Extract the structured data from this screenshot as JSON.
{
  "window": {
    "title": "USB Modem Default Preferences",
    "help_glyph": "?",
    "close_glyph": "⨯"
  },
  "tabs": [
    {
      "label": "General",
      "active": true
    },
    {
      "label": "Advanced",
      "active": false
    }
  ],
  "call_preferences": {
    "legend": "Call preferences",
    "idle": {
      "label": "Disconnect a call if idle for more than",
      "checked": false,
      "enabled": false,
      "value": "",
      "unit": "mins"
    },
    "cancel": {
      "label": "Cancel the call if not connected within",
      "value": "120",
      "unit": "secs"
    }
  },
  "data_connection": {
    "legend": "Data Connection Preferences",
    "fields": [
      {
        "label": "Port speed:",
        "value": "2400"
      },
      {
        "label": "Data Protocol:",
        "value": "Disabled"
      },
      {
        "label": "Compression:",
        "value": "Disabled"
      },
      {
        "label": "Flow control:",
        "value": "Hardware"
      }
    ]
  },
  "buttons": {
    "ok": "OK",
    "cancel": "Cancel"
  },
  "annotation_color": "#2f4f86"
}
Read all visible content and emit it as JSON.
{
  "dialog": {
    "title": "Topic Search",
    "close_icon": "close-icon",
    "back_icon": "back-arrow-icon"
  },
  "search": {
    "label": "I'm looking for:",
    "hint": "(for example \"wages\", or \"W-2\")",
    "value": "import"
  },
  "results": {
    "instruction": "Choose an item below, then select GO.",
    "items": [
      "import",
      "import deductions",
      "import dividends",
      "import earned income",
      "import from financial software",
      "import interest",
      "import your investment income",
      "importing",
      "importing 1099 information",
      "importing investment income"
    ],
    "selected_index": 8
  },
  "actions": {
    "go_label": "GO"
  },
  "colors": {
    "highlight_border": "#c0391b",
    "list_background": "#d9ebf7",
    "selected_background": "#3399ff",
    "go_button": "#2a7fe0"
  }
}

^^^^^^^^^^^^^^^^

Write out once more the lines above beginning at the line with "Read all visible content and emit it as JSON."; continue through the final line and stop there.

Read all visible content and emit it as JSON.
{
  "dialog": {
    "title": "Topic Search",
    "close_icon": "close-icon",
    "back_icon": "back-arrow-icon"
  },
  "search": {
    "label": "I'm looking for:",
    "hint": "(for example \"wages\", or \"W-2\")",
    "value": "import"
  },
  "results": {
    "instruction": "Choose an item below, then select GO.",
    "items": [
      "import",
      "import deductions",
      "import dividends",
      "import earned income",
      "import from financial software",
      "import interest",
      "import your investment income",
      "importing",
      "importing 1099 information",
      "importing investment income"
    ],
    "selected_index": 8
  },
  "actions": {
    "go_label": "GO"
  },
  "colors": {
    "highlight_border": "#c0391b",
    "list_background": "#d9ebf7",
    "selected_background": "#3399ff",
    "go_button": "#2a7fe0"
  }
}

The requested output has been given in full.